_TASK DIRECTIONS_.
The answer is all of the entries below, repeated exactly and free of pictures.

= Beginning of Section =

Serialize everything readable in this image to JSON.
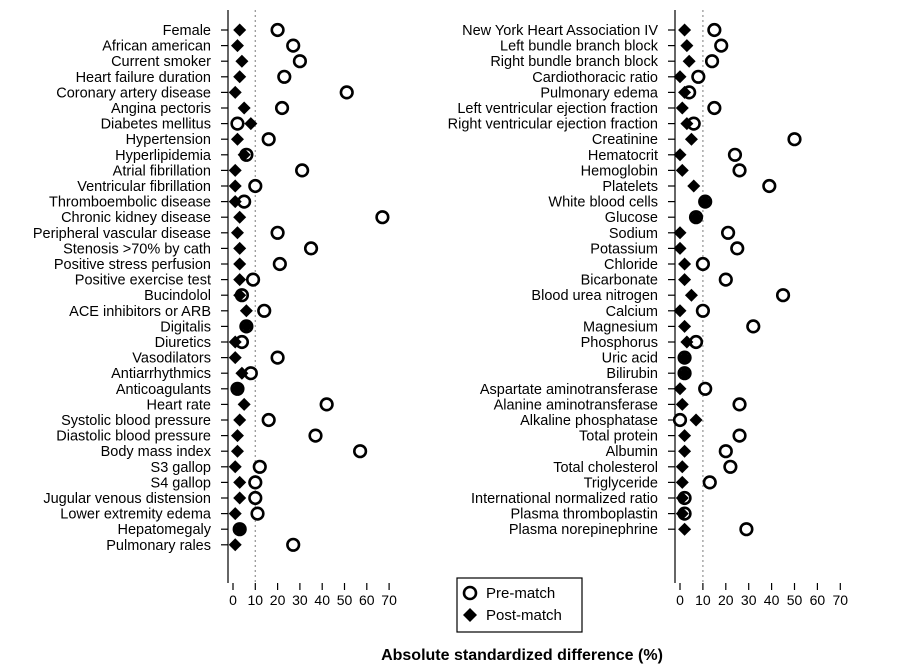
{
  "chart_data": [
    {
      "type": "scatter",
      "panel": "left",
      "xlim": [
        0,
        70
      ],
      "xticks": [
        0,
        10,
        20,
        30,
        40,
        50,
        60,
        70
      ],
      "reference_line": 10,
      "categories": [
        "Female",
        "African american",
        "Current smoker",
        "Heart failure duration",
        "Coronary artery disease",
        "Angina pectoris",
        "Diabetes mellitus",
        "Hypertension",
        "Hyperlipidemia",
        "Atrial fibrillation",
        "Ventricular fibrillation",
        "Thromboembolic disease",
        "Chronic kidney disease",
        "Peripheral vascular disease",
        "Stenosis >70% by cath",
        "Positive stress perfusion",
        "Positive exercise test",
        "Bucindolol",
        "ACE inhibitors or ARB",
        "Digitalis",
        "Diuretics",
        "Vasodilators",
        "Antiarrhythmics",
        "Anticoagulants",
        "Heart rate",
        "Systolic blood pressure",
        "Diastolic blood pressure",
        "Body mass index",
        "S3 gallop",
        "S4 gallop",
        "Jugular venous distension",
        "Lower extremity edema",
        "Hepatomegaly",
        "Pulmonary rales"
      ],
      "series": [
        {
          "name": "Pre-match",
          "marker": "hollow-circle",
          "values": [
            20,
            27,
            30,
            23,
            51,
            22,
            2,
            16,
            6,
            31,
            10,
            5,
            67,
            20,
            35,
            21,
            9,
            4,
            14,
            6,
            4,
            20,
            8,
            2,
            42,
            16,
            37,
            57,
            12,
            10,
            10,
            11,
            3,
            27
          ]
        },
        {
          "name": "Post-match",
          "marker": "filled-diamond",
          "values": [
            3,
            2,
            4,
            3,
            1,
            5,
            8,
            2,
            5,
            1,
            1,
            1,
            3,
            2,
            3,
            3,
            3,
            3,
            6,
            6,
            1,
            1,
            4,
            2,
            5,
            3,
            2,
            2,
            1,
            3,
            3,
            1,
            3,
            1
          ]
        }
      ]
    },
    {
      "type": "scatter",
      "panel": "right",
      "xlim": [
        0,
        70
      ],
      "xticks": [
        0,
        10,
        20,
        30,
        40,
        50,
        60,
        70
      ],
      "reference_line": 10,
      "categories": [
        "New York Heart Association IV",
        "Left bundle branch block",
        "Right bundle branch block",
        "Cardiothoracic ratio",
        "Pulmonary edema",
        "Left ventricular ejection fraction",
        "Right ventricular ejection fraction",
        "Creatinine",
        "Hematocrit",
        "Hemoglobin",
        "Platelets",
        "White blood cells",
        "Glucose",
        "Sodium",
        "Potassium",
        "Chloride",
        "Bicarbonate",
        "Blood urea nitrogen",
        "Calcium",
        "Magnesium",
        "Phosphorus",
        "Uric acid",
        "Bilirubin",
        "Aspartate aminotransferase",
        "Alanine aminotransferase",
        "Alkaline phosphatase",
        "Total protein",
        "Albumin",
        "Total cholesterol",
        "Triglyceride",
        "International normalized ratio",
        "Plasma thromboplastin",
        "Plasma norepinephrine"
      ],
      "series": [
        {
          "name": "Pre-match",
          "marker": "hollow-circle",
          "values": [
            15,
            18,
            14,
            8,
            4,
            15,
            6,
            50,
            24,
            26,
            39,
            11,
            7,
            21,
            25,
            10,
            20,
            45,
            10,
            32,
            7,
            2,
            2,
            11,
            26,
            0,
            26,
            20,
            22,
            13,
            2,
            2,
            29
          ]
        },
        {
          "name": "Post-match",
          "marker": "filled-diamond",
          "values": [
            2,
            3,
            4,
            0,
            2,
            1,
            3,
            5,
            0,
            1,
            6,
            11,
            7,
            0,
            0,
            2,
            2,
            5,
            0,
            2,
            3,
            2,
            2,
            0,
            1,
            7,
            2,
            2,
            1,
            1,
            1,
            1,
            2
          ]
        }
      ]
    }
  ],
  "legend": {
    "pre_label": "Pre-match",
    "post_label": "Post-match"
  },
  "xlabel": "Absolute standardized difference (%)",
  "colors": {
    "marker": "#000000",
    "reference_line": "#9a9a9a"
  }
}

= End of Section =

_ANSWER SECTION_.
Serialize everything readable in this image to JSON.
{
  "chart_data": [
    {
      "type": "scatter",
      "panel": "left",
      "xlim": [
        0,
        70
      ],
      "xticks": [
        0,
        10,
        20,
        30,
        40,
        50,
        60,
        70
      ],
      "reference_line": 10,
      "categories": [
        "Female",
        "African american",
        "Current smoker",
        "Heart failure duration",
        "Coronary artery disease",
        "Angina pectoris",
        "Diabetes mellitus",
        "Hypertension",
        "Hyperlipidemia",
        "Atrial fibrillation",
        "Ventricular fibrillation",
        "Thromboembolic disease",
        "Chronic kidney disease",
        "Peripheral vascular disease",
        "Stenosis >70% by cath",
        "Positive stress perfusion",
        "Positive exercise test",
        "Bucindolol",
        "ACE inhibitors or ARB",
        "Digitalis",
        "Diuretics",
        "Vasodilators",
        "Antiarrhythmics",
        "Anticoagulants",
        "Heart rate",
        "Systolic blood pressure",
        "Diastolic blood pressure",
        "Body mass index",
        "S3 gallop",
        "S4 gallop",
        "Jugular venous distension",
        "Lower extremity edema",
        "Hepatomegaly",
        "Pulmonary rales"
      ],
      "series": [
        {
          "name": "Pre-match",
          "marker": "hollow-circle",
          "values": [
            20,
            27,
            30,
            23,
            51,
            22,
            2,
            16,
            6,
            31,
            10,
            5,
            67,
            20,
            35,
            21,
            9,
            4,
            14,
            6,
            4,
            20,
            8,
            2,
            42,
            16,
            37,
            57,
            12,
            10,
            10,
            11,
            3,
            27
          ]
        },
        {
          "name": "Post-match",
          "marker": "filled-diamond",
          "values": [
            3,
            2,
            4,
            3,
            1,
            5,
            8,
            2,
            5,
            1,
            1,
            1,
            3,
            2,
            3,
            3,
            3,
            3,
            6,
            6,
            1,
            1,
            4,
            2,
            5,
            3,
            2,
            2,
            1,
            3,
            3,
            1,
            3,
            1
          ]
        }
      ]
    },
    {
      "type": "scatter",
      "panel": "right",
      "xlim": [
        0,
        70
      ],
      "xticks": [
        0,
        10,
        20,
        30,
        40,
        50,
        60,
        70
      ],
      "reference_line": 10,
      "categories": [
        "New York Heart Association IV",
        "Left bundle branch block",
        "Right bundle branch block",
        "Cardiothoracic ratio",
        "Pulmonary edema",
        "Left ventricular ejection fraction",
        "Right ventricular ejection fraction",
        "Creatinine",
        "Hematocrit",
        "Hemoglobin",
        "Platelets",
        "White blood cells",
        "Glucose",
        "Sodium",
        "Potassium",
        "Chloride",
        "Bicarbonate",
        "Blood urea nitrogen",
        "Calcium",
        "Magnesium",
        "Phosphorus",
        "Uric acid",
        "Bilirubin",
        "Aspartate aminotransferase",
        "Alanine aminotransferase",
        "Alkaline phosphatase",
        "Total protein",
        "Albumin",
        "Total cholesterol",
        "Triglyceride",
        "International normalized ratio",
        "Plasma thromboplastin",
        "Plasma norepinephrine"
      ],
      "series": [
        {
          "name": "Pre-match",
          "marker": "hollow-circle",
          "values": [
            15,
            18,
            14,
            8,
            4,
            15,
            6,
            50,
            24,
            26,
            39,
            11,
            7,
            21,
            25,
            10,
            20,
            45,
            10,
            32,
            7,
            2,
            2,
            11,
            26,
            0,
            26,
            20,
            22,
            13,
            2,
            2,
            29
          ]
        },
        {
          "name": "Post-match",
          "marker": "filled-diamond",
          "values": [
            2,
            3,
            4,
            0,
            2,
            1,
            3,
            5,
            0,
            1,
            6,
            11,
            7,
            0,
            0,
            2,
            2,
            5,
            0,
            2,
            3,
            2,
            2,
            0,
            1,
            7,
            2,
            2,
            1,
            1,
            1,
            1,
            2
          ]
        }
      ]
    }
  ],
  "legend": {
    "pre_label": "Pre-match",
    "post_label": "Post-match"
  },
  "xlabel": "Absolute standardized difference (%)",
  "colors": {
    "marker": "#000000",
    "reference_line": "#9a9a9a"
  }
}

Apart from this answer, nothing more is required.